- _EXERCISE REQUIREMENTS_
1. In the case summary on the derivative suit, reproduce the passage between "1986 which is" and "by the majority.", inclusive, word for word.
2. Translate this sentence from the case summary on the derivative suit into Spanish: "The RTC handed down a verdict of acquittal on both counts."

- _DOCUMENT EXCERPT_
-----

According to petitioners, the minority stockholders of WIT, a Special Board Meeting was
held wherein the BOT passed Resolution No. 48, s. 1986, granting monthly
compensation to the private respondents as corporate officers retroactive June 1, 1985.

A few years later Homero Villasis, Prestod Villasis, Reginald Villasis and Dimas
Enriquez filed an affidavit-complaint against respondents before the Office of the City
Prosecutor of Iloilo, as a result of which two separate criminal informations, one for
falsification of a public document under Article 171 of the Revised Penal Code and the
other for estafa under Article 315, par. 1(b) of the RPC, were filed before the RTC. The
RTC handed down a verdict of acquittal on both counts.

Petitioners filed a Motion for Reconsideration of the civil aspect of the RTC Decision
which was, however, denied. Hence, this instant petition for certiorari.

Petitioners assert that the instant case is a derivative suit brought by them as minority
shareholders of WIT for and on behalf of the corporation to annul Resolution No. 48, s.
1986 which is prejudicial to the corporation.

ISSUE: W/N the case filed by petitioners as minority stockholders of WIT is a derivative
suit.

HELD: No.

A derivative suit is an action brought by minority shareholders in the name of the


corporation to redress wrongs committed against it, for which the directors refuse to
sue. It is a remedy designed by equity and has been the principal defense of the
minority shareholders against abuses by the majority.

-----

- _INFORMATION SHOWN_
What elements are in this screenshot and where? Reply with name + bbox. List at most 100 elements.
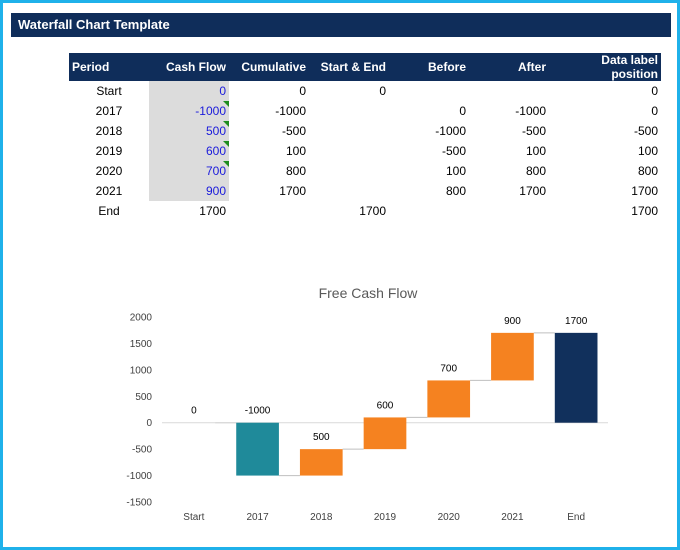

-----

- _SOLUTIONS PER TASK_
1.
1986 which is prejudicial to the corporation.

ISSUE: W/N the case filed by petitioners as minority stockholders of WIT is a derivative
suit.

HELD: No.

A derivative suit is an action brought by minority shareholders in the name of the


corporation to redress wrongs committed against it, for which the directors refuse to
sue. It is a remedy designed by equity and has been the principal defense of the
minority shareholders against abuses by the majority.

2. El RTC dictó un veredicto de absolución respecto de ambos cargos.